• [WRITTEN INSTRUCTION]:
Write each record again exactly as it stands.

• [RECORDS TO PROCESS]:
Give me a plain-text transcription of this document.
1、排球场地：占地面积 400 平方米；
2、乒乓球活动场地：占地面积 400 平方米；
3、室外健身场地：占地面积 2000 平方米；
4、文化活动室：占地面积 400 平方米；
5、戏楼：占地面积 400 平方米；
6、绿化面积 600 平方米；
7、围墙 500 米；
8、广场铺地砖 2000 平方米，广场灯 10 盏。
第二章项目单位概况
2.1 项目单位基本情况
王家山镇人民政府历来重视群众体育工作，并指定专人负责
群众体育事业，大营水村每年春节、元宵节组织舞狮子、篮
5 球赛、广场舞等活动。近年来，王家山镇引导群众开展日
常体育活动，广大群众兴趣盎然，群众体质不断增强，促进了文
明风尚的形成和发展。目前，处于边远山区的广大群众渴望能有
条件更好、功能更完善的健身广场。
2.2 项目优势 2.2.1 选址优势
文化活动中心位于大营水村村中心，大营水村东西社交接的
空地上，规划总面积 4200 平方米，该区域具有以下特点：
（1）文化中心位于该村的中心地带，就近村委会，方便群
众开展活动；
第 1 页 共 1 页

• [SOLUTION FOR THIS EXERCISE]:
Give me a plain-text transcription of this document.
1、排球场地：占地面积 400 平方米；
2、乒乓球活动场地：占地面积 400 平方米；
3、室外健身场地：占地面积 2000 平方米；
4、文化活动室：占地面积 400 平方米；
5、戏楼：占地面积 400 平方米；
6、绿化面积 600 平方米；
7、围墙 500 米；
8、广场铺地砖 2000 平方米，广场灯 10 盏。
第二章项目单位概况
2.1 项目单位基本情况
王家山镇人民政府历来重视群众体育工作，并指定专人负责
群众体育事业，大营水村每年春节、元宵节组织舞狮子、篮
5 球赛、广场舞等活动。近年来，王家山镇引导群众开展日
常体育活动，广大群众兴趣盎然，群众体质不断增强，促进了文
明风尚的形成和发展。目前，处于边远山区的广大群众渴望能有
条件更好、功能更完善的健身广场。
2.2 项目优势 2.2.1 选址优势
文化活动中心位于大营水村村中心，大营水村东西社交接的
空地上，规划总面积 4200 平方米，该区域具有以下特点：
（1）文化中心位于该村的中心地带，就近村委会，方便群
众开展活动；
第 1 页 共 1 页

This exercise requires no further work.